节选:
^^^^

损失函数：衡量模型输出与真实标签的差异  
损失函数、代价函数、目标函数

nn.CrossEntropyLoss  
功能：nn.LogSoftmax()与nn.NLLLoss()结合，进行交叉熵计算  
主要参数：  
* weight:各类别的loss设置权值  
* ignore_index:忽略某个类别  
* reduction:计算模式，可为none/sum/mean  
none 逐个元素计算  
sum 所有元素求和，返回标量  
mean 加权平均，返回标量  

交叉熵=信息熵+相对熵  

In [14]:
import torch
import torch.nn as nn
import torch.nn.functional as F
import numpy as np

In [15]:
inputs = torch.tensor([[1, 2], [1, 3], [1, 3]], dtype=torch.float)
target = torch.tensor([0, 1, 1], dtype=torch.long)

In [8]:
loss_f_none = nn.CrossEntropyLoss(weight=None, reduction='none')
loss_f_sum = nn.CrossEntropyLoss(weight=None, reduction='sum')
loss_f_mean = nn.CrossEntropyLoss(weight=None, reduction='mean')

loss_none = loss_f_none(inputs, target)
loss_sum = loss_f_sum(inputs, target)
loss_mean = loss_f_mean(inputs, target)
loss_none, loss_sum, loss_mean

(tensor([1.3133, 0.1269, 0.1269]), tensor(1.5671), tensor(0.5224))

In [11]:
idx = 0
input_1 = inputs.detach().numpy()[idx]
target_1 = target.numpy()[idx]
x_class = input_1[target_1]
sigma_exp_x = np.sum(list(map(np.exp, input_1)))
log_sigma_exp_x = np.log(sigma_exp_x)
loss_1 = -x_class + log_sigma_exp_x
loss_1, x_class, input_1, target_1

(1.3132617, 1.0, array([1., 2.], dtype=float32), 0)

weight

In [12]:
weights = torch.tensor([1, 2], dtype=torch.float)
loss_f_none_w = nn.CrossEntropyLoss(weight=weights, reduction='none')
loss_f_sum = nn.CrossEntropyLoss(weight=weights, reduction='sum')
loss_f_mean = nn.CrossEntropyLoss(weight=weights, reduction='mean')

^^^^

坐标标注记录:
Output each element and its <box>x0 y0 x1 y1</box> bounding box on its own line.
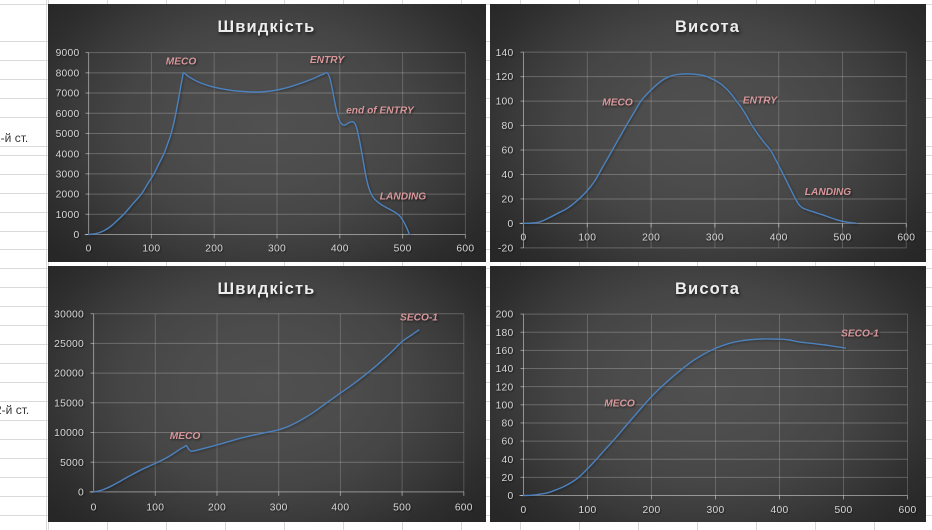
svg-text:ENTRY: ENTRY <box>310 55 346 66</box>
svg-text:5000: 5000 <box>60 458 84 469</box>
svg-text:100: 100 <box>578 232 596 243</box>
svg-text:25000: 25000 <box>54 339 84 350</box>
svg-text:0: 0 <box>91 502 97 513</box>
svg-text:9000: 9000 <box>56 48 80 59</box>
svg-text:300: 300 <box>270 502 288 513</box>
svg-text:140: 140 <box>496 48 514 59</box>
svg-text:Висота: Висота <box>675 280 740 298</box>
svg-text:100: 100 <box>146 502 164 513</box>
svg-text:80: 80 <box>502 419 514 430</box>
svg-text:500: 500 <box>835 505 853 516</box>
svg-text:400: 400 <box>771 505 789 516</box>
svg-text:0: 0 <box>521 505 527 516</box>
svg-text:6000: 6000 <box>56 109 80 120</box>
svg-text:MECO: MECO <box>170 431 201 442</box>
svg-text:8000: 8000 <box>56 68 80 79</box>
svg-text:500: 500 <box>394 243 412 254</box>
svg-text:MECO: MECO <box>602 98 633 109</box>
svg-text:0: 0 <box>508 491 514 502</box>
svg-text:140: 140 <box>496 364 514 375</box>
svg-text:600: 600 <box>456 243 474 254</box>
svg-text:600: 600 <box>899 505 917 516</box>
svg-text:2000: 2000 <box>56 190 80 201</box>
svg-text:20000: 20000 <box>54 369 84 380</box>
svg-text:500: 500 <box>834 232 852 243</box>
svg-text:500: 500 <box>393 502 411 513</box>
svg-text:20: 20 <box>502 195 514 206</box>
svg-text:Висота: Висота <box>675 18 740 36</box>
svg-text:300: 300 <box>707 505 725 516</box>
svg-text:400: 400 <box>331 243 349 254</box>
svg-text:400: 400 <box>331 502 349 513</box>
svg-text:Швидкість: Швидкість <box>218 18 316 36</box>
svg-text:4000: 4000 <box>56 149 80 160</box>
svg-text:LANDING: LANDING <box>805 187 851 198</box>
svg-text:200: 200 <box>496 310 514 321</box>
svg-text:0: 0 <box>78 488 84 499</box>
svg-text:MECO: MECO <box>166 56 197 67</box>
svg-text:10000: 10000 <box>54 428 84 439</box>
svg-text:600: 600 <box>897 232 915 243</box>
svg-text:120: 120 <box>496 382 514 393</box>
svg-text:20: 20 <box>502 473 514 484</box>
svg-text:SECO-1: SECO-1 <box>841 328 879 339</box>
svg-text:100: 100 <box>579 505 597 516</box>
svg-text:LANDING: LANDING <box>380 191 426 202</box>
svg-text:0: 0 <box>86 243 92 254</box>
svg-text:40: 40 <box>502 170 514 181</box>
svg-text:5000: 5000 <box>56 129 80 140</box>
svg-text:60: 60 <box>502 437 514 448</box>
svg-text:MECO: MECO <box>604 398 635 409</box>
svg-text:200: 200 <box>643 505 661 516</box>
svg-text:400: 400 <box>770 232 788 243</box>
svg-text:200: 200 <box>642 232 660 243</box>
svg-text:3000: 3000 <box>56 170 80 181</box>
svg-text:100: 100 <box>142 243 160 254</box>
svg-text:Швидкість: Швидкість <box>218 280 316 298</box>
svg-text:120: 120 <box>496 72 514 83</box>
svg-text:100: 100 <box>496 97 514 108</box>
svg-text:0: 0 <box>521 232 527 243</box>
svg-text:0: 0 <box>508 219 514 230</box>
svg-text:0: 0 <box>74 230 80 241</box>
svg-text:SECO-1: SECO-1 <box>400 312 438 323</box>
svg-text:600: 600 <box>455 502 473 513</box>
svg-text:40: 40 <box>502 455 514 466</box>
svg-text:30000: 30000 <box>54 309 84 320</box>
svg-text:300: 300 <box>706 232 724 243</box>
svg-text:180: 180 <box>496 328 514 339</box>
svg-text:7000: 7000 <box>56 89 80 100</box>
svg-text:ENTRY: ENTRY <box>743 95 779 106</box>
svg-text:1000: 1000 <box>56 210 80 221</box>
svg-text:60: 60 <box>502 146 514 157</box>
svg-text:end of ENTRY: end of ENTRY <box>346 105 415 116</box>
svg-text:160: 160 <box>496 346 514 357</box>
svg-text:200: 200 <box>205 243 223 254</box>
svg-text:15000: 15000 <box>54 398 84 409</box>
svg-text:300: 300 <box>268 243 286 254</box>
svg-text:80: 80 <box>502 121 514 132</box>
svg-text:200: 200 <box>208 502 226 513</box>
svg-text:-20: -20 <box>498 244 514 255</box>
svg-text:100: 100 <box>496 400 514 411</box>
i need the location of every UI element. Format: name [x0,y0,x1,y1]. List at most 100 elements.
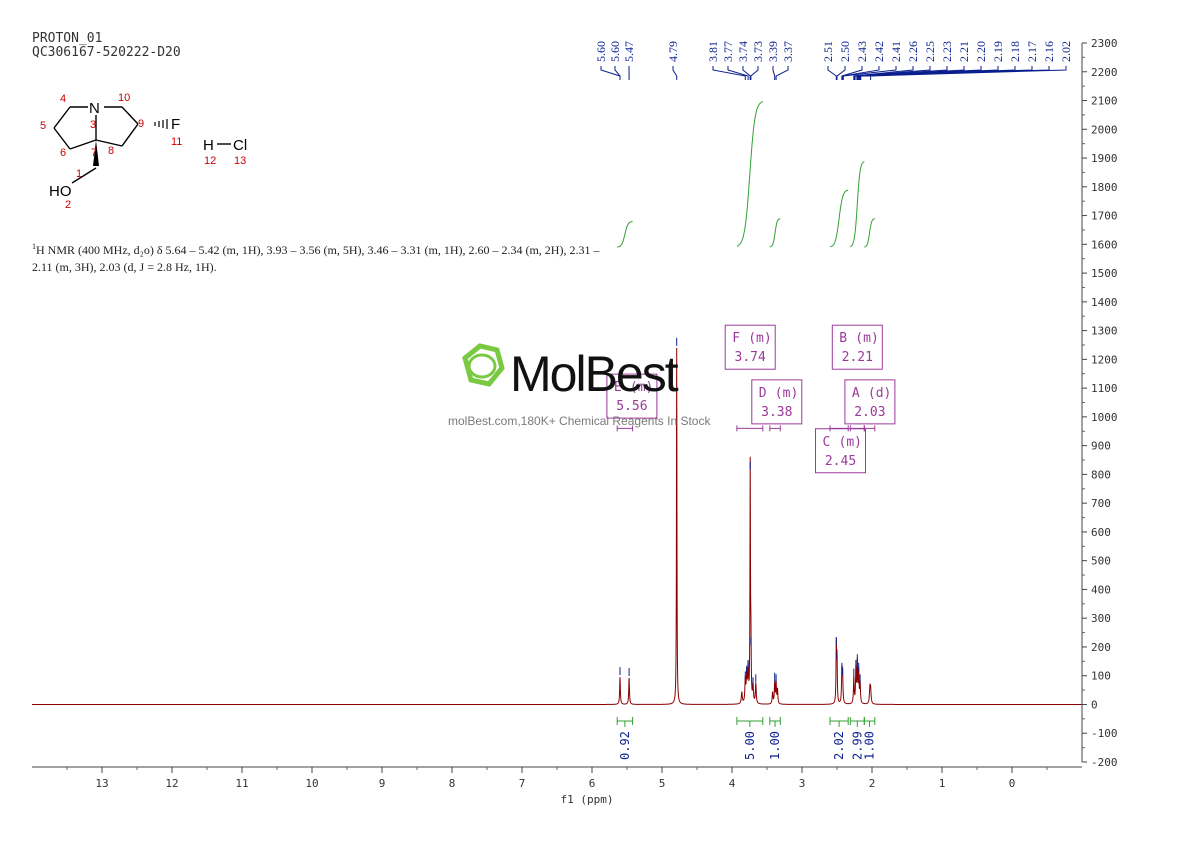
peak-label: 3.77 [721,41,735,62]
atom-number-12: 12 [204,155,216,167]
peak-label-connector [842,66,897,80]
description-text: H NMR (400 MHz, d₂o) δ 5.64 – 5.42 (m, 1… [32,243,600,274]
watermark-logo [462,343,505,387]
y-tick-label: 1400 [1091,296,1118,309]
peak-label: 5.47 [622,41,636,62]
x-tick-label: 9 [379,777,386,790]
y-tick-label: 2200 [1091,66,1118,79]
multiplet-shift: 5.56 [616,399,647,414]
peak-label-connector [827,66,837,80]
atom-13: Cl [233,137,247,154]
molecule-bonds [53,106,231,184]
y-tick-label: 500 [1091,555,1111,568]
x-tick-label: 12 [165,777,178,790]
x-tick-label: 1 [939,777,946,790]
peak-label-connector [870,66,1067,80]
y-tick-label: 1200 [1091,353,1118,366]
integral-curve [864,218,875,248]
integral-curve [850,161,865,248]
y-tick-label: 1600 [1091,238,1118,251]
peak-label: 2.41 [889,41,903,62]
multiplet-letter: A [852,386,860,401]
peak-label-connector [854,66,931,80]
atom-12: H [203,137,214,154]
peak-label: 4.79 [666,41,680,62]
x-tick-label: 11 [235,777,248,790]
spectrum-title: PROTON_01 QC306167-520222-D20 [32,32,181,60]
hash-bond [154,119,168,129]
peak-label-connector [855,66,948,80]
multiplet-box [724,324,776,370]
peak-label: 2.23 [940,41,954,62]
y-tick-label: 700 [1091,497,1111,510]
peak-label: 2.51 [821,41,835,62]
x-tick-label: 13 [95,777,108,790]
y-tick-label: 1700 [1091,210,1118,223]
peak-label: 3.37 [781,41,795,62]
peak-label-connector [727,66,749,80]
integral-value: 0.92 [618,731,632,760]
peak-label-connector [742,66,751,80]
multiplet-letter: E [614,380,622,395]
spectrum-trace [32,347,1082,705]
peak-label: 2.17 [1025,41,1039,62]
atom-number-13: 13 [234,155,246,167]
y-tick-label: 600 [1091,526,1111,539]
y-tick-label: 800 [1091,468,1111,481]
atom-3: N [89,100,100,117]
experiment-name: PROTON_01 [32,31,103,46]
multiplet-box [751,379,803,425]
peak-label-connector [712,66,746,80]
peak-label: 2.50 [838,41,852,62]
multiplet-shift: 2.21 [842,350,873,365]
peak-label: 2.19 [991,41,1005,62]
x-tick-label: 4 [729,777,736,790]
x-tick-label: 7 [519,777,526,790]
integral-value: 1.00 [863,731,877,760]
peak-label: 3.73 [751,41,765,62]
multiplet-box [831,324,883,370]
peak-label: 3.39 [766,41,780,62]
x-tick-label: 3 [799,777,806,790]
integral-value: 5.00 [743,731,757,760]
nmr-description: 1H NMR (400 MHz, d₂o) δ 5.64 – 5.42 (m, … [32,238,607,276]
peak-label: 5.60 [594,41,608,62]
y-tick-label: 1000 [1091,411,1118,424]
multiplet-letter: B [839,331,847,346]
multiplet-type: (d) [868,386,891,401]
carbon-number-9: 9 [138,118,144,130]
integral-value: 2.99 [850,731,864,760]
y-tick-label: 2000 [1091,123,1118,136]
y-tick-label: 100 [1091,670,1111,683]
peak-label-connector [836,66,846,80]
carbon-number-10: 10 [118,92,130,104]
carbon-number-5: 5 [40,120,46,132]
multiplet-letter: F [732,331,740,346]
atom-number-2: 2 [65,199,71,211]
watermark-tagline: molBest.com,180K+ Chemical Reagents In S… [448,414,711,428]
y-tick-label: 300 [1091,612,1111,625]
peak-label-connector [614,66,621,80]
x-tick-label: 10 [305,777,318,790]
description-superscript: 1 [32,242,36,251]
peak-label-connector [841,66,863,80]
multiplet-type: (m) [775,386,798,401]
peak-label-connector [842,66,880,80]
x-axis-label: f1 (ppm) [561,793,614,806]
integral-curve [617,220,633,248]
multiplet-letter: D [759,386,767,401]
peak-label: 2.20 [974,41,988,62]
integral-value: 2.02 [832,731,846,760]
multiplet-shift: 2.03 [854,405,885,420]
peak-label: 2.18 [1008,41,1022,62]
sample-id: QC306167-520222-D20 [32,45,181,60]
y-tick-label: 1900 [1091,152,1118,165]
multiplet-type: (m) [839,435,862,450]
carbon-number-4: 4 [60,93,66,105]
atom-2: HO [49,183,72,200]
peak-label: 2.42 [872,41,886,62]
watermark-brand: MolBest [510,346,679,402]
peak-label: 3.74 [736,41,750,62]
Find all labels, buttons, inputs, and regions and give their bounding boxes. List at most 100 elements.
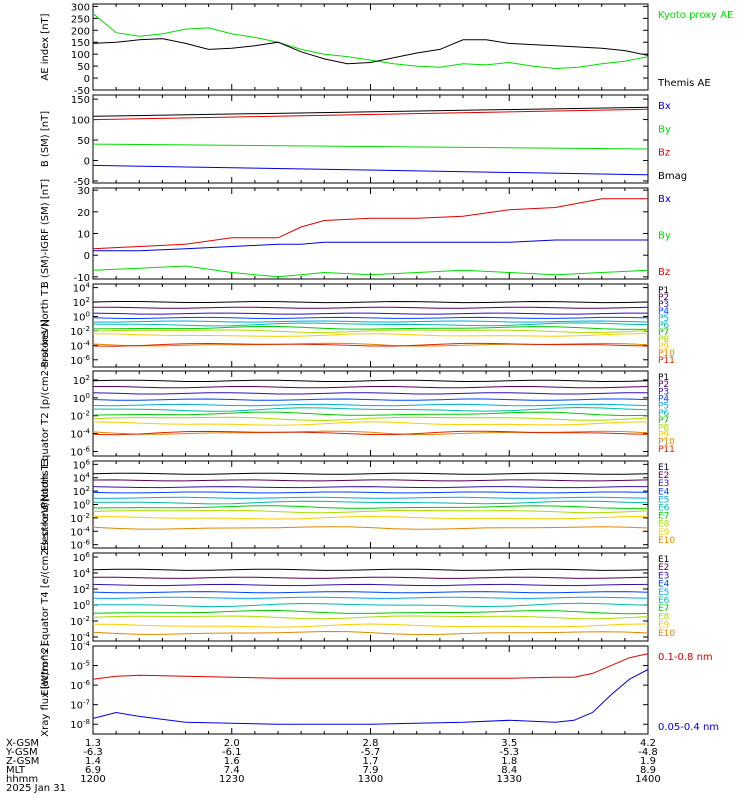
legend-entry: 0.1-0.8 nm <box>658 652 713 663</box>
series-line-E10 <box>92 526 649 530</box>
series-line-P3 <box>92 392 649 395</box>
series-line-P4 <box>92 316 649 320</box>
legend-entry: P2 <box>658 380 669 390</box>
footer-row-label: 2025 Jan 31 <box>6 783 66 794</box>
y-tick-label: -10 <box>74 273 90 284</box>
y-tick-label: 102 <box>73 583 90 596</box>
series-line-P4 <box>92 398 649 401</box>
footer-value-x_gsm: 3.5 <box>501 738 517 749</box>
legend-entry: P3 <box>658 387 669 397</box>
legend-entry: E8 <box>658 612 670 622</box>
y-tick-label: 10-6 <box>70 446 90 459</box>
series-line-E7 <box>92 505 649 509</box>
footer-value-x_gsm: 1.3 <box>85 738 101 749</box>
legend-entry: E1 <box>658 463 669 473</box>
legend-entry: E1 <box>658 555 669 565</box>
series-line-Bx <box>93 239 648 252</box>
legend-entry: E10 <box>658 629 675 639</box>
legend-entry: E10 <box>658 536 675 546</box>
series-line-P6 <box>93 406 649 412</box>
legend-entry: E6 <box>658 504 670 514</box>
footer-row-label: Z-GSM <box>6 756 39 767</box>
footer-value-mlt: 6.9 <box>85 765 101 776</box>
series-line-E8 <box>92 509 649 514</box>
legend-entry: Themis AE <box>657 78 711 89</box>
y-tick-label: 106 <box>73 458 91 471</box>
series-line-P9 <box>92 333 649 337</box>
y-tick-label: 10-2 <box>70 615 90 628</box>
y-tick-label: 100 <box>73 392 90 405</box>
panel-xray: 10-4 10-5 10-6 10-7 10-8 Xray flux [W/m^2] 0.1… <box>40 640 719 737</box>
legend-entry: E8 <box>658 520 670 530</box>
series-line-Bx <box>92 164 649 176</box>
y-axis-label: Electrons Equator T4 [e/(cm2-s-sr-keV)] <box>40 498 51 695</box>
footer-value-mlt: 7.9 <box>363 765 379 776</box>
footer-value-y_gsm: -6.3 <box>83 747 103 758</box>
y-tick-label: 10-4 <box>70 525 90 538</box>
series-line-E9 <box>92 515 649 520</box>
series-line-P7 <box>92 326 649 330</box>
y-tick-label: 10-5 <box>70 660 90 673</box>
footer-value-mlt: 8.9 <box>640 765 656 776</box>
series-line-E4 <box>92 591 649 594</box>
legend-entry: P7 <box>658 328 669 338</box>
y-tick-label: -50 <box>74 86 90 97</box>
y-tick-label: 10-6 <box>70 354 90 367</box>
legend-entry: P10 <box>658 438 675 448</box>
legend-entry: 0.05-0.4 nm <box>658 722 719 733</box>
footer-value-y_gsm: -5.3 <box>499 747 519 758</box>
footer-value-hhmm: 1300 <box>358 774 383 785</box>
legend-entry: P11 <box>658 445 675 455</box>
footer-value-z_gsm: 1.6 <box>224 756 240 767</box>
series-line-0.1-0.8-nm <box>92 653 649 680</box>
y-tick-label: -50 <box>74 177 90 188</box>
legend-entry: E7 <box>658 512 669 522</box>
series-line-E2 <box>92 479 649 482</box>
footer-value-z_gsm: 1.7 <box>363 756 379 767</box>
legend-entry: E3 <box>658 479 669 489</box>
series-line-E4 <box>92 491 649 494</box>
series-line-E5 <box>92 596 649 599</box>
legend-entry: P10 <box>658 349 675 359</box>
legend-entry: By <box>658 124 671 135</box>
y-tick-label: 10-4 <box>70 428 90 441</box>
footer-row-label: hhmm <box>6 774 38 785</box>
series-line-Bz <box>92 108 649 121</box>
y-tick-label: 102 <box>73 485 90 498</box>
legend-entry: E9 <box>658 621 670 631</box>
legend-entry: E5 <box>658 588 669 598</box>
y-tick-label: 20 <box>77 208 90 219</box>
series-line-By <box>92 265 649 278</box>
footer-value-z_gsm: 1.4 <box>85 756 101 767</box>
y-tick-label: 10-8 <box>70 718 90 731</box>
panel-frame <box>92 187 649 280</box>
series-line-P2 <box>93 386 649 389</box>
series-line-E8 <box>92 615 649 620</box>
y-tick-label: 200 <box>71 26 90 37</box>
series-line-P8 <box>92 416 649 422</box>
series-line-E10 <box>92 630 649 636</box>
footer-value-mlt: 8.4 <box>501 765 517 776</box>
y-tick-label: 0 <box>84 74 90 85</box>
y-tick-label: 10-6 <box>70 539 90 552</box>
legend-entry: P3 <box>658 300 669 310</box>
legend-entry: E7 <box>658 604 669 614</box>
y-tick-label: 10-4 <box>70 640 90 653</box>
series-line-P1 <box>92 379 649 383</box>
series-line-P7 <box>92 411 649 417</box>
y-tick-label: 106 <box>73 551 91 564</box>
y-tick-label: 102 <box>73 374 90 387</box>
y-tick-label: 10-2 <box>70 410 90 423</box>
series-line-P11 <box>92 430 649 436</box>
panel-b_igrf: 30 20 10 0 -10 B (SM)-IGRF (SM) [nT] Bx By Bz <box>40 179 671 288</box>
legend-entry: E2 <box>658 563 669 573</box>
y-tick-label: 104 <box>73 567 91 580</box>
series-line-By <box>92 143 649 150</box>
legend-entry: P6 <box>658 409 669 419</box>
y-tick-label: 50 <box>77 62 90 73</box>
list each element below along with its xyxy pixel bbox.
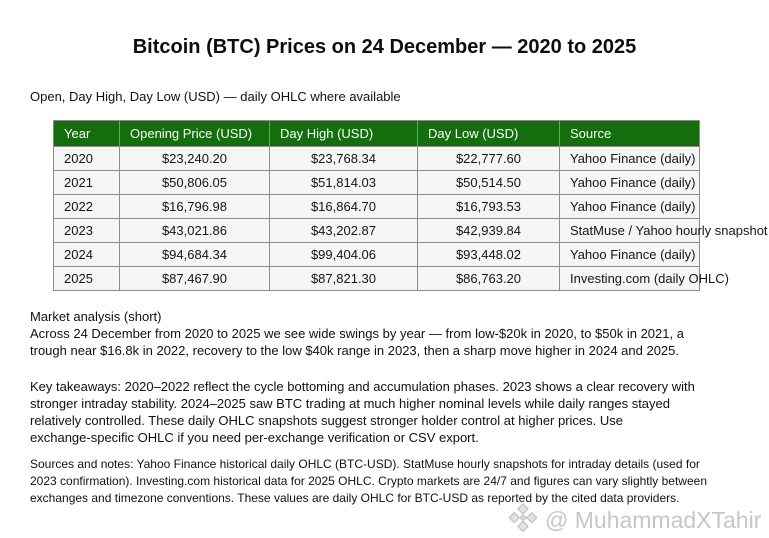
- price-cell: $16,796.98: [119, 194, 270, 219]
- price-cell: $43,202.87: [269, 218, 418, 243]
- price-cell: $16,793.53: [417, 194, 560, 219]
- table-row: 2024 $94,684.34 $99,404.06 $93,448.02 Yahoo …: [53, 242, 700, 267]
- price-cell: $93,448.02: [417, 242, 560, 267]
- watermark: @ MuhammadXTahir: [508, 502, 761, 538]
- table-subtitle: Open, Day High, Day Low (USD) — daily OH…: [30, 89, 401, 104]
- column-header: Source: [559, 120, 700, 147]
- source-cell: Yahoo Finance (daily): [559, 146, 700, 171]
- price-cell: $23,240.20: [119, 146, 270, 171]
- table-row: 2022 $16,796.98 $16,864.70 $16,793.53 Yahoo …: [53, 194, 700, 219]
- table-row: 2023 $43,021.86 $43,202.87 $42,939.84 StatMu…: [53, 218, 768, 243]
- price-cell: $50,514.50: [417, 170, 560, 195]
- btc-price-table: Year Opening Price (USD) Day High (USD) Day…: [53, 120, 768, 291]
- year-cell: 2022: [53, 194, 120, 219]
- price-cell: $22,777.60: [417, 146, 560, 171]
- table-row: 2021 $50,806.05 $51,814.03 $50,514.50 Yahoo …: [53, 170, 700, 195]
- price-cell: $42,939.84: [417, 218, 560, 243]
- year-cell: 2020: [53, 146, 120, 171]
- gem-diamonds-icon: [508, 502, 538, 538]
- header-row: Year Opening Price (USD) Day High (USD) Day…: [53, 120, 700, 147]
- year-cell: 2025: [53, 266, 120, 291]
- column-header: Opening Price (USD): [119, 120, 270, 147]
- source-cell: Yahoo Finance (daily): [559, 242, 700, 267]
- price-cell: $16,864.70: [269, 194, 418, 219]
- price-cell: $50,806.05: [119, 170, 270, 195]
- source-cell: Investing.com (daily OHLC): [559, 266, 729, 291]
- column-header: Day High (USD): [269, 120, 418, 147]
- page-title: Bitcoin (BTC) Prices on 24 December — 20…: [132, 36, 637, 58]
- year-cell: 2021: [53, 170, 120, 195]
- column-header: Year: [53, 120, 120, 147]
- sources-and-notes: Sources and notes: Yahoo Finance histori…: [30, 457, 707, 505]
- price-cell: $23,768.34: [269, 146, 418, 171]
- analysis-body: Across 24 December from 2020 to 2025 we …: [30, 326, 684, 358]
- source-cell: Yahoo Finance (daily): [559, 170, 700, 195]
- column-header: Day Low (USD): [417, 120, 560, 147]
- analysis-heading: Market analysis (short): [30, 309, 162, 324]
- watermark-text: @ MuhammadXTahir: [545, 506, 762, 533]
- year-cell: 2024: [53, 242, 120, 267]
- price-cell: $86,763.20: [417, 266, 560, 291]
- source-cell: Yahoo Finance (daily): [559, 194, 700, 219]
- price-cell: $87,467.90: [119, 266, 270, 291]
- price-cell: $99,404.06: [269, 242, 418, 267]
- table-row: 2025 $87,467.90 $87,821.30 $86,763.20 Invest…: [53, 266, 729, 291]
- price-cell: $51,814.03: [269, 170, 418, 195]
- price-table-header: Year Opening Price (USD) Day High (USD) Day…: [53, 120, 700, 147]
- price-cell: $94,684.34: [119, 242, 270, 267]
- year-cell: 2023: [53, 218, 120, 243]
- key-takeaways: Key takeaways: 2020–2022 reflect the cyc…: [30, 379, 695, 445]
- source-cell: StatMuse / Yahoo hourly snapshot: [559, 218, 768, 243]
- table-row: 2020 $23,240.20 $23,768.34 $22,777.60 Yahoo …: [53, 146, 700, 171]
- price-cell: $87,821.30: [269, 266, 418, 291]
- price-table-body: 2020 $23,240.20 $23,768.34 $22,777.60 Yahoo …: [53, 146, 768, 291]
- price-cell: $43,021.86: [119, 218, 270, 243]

^^^^

书面练习:
照录上文损失函数节选中从“loss_sum = loss_f_sum(inputs, target)”往下直到“log_sigma_exp_x = np.log(sigma_exp_x)”的全部文字，一字不改。

回答:
loss_sum = loss_f_sum(inputs, target)
loss_mean = loss_f_mean(inputs, target)
loss_none, loss_sum, loss_mean

(tensor([1.3133, 0.1269, 0.1269]), tensor(1.5671), tensor(0.5224))

In [11]:
idx = 0
input_1 = inputs.detach().numpy()[idx]
target_1 = target.numpy()[idx]
x_class = input_1[target_1]
sigma_exp_x = np.sum(list(map(np.exp, input_1)))
log_sigma_exp_x = np.log(sigma_exp_x)